Stored dataset items
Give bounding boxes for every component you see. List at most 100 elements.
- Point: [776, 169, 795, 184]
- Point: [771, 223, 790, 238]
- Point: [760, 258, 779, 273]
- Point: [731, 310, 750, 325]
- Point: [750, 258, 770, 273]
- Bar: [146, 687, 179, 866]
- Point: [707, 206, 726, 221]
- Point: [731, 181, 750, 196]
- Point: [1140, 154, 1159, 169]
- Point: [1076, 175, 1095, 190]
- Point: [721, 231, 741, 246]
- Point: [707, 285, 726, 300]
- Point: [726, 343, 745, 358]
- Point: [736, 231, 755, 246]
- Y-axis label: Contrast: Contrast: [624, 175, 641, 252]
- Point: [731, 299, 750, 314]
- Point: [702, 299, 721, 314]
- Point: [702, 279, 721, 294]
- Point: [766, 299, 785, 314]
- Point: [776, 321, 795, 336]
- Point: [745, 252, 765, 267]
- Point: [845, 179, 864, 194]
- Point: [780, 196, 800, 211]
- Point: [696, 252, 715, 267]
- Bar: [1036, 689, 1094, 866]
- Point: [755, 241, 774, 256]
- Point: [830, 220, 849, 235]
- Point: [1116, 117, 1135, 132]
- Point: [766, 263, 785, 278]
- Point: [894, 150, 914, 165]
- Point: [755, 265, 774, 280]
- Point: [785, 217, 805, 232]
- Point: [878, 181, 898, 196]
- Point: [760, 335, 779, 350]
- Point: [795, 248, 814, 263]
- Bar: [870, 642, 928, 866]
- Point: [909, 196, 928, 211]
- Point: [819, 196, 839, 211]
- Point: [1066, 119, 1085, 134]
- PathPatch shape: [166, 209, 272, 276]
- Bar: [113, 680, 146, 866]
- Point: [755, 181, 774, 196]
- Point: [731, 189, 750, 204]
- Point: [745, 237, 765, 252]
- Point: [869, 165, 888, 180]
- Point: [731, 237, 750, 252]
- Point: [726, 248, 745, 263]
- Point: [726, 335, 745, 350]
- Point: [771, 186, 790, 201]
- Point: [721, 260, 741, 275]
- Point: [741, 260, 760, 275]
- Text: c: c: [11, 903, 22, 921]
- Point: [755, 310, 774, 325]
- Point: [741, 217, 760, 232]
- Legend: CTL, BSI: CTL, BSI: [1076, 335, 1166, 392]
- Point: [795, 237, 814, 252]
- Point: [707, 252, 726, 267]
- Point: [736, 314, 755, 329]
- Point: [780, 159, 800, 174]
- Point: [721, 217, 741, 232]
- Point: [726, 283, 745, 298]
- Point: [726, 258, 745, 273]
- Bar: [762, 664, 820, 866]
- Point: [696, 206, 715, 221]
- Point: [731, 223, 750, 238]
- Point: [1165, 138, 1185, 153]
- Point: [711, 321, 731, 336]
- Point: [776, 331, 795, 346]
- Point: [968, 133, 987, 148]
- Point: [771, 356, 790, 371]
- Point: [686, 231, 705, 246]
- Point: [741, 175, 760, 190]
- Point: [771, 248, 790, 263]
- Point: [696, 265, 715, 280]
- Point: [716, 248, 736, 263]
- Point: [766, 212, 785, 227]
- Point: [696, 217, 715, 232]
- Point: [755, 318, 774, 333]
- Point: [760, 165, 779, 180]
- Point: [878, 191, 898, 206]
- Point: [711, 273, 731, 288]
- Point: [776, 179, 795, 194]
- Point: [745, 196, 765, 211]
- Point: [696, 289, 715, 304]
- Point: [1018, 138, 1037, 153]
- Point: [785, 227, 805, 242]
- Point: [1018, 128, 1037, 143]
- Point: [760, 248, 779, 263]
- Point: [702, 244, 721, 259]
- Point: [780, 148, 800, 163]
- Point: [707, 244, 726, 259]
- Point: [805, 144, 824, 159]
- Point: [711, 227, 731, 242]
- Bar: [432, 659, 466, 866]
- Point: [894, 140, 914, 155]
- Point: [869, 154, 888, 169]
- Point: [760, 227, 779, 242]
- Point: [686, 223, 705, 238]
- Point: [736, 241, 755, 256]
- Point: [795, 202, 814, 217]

§ **Task prompt**:
Can you echo back every line of the records above, unchanged?

§ **Result of the task**:
Give bounding boxes for every component you see. List at most 100 elements.
- Point: [776, 169, 795, 184]
- Point: [771, 223, 790, 238]
- Point: [760, 258, 779, 273]
- Point: [731, 310, 750, 325]
- Point: [750, 258, 770, 273]
- Bar: [146, 687, 179, 866]
- Point: [707, 206, 726, 221]
- Point: [731, 181, 750, 196]
- Point: [1140, 154, 1159, 169]
- Point: [1076, 175, 1095, 190]
- Point: [721, 231, 741, 246]
- Point: [707, 285, 726, 300]
- Point: [726, 343, 745, 358]
- Point: [736, 231, 755, 246]
- Y-axis label: Contrast: Contrast: [624, 175, 641, 252]
- Point: [731, 299, 750, 314]
- Point: [702, 299, 721, 314]
- Point: [702, 279, 721, 294]
- Point: [766, 299, 785, 314]
- Point: [776, 321, 795, 336]
- Point: [745, 252, 765, 267]
- Point: [845, 179, 864, 194]
- Point: [780, 196, 800, 211]
- Point: [696, 252, 715, 267]
- Bar: [1036, 689, 1094, 866]
- Point: [755, 241, 774, 256]
- Point: [830, 220, 849, 235]
- Point: [1116, 117, 1135, 132]
- Point: [766, 263, 785, 278]
- Point: [894, 150, 914, 165]
- Point: [755, 265, 774, 280]
- Point: [785, 217, 805, 232]
- Point: [878, 181, 898, 196]
- Point: [760, 335, 779, 350]
- Point: [795, 248, 814, 263]
- Bar: [870, 642, 928, 866]
- Point: [909, 196, 928, 211]
- Point: [819, 196, 839, 211]
- Point: [1066, 119, 1085, 134]
- PathPatch shape: [166, 209, 272, 276]
- Bar: [113, 680, 146, 866]
- Point: [755, 181, 774, 196]
- Point: [731, 189, 750, 204]
- Point: [745, 237, 765, 252]
- Point: [869, 165, 888, 180]
- Point: [731, 237, 750, 252]
- Point: [726, 248, 745, 263]
- Point: [726, 335, 745, 350]
- Point: [771, 186, 790, 201]
- Point: [721, 260, 741, 275]
- Point: [741, 260, 760, 275]
- Text: c: c: [11, 903, 22, 921]
- Point: [755, 310, 774, 325]
- Point: [741, 217, 760, 232]
- Legend: CTL, BSI: CTL, BSI: [1076, 335, 1166, 392]
- Point: [795, 237, 814, 252]
- Point: [707, 252, 726, 267]
- Point: [736, 314, 755, 329]
- Point: [780, 159, 800, 174]
- Point: [721, 217, 741, 232]
- Point: [726, 283, 745, 298]
- Point: [726, 258, 745, 273]
- Bar: [762, 664, 820, 866]
- Point: [696, 206, 715, 221]
- Point: [731, 223, 750, 238]
- Point: [1165, 138, 1185, 153]
- Point: [711, 321, 731, 336]
- Point: [776, 331, 795, 346]
- Point: [968, 133, 987, 148]
- Point: [771, 356, 790, 371]
- Point: [686, 231, 705, 246]
- Point: [741, 175, 760, 190]
- Point: [771, 248, 790, 263]
- Point: [696, 265, 715, 280]
- Point: [716, 248, 736, 263]
- Point: [766, 212, 785, 227]
- Point: [696, 217, 715, 232]
- Point: [755, 318, 774, 333]
- Point: [760, 165, 779, 180]
- Point: [878, 191, 898, 206]
- Point: [711, 273, 731, 288]
- Point: [776, 179, 795, 194]
- Point: [745, 196, 765, 211]
- Point: [696, 289, 715, 304]
- Point: [1018, 138, 1037, 153]
- Point: [785, 227, 805, 242]
- Point: [1018, 128, 1037, 143]
- Point: [760, 248, 779, 263]
- Point: [702, 244, 721, 259]
- Point: [780, 148, 800, 163]
- Point: [707, 244, 726, 259]
- Point: [805, 144, 824, 159]
- Point: [711, 227, 731, 242]
- Bar: [432, 659, 466, 866]
- Point: [894, 140, 914, 155]
- Point: [869, 154, 888, 169]
- Point: [760, 227, 779, 242]
- Point: [686, 223, 705, 238]
- Point: [736, 241, 755, 256]
- Point: [795, 202, 814, 217]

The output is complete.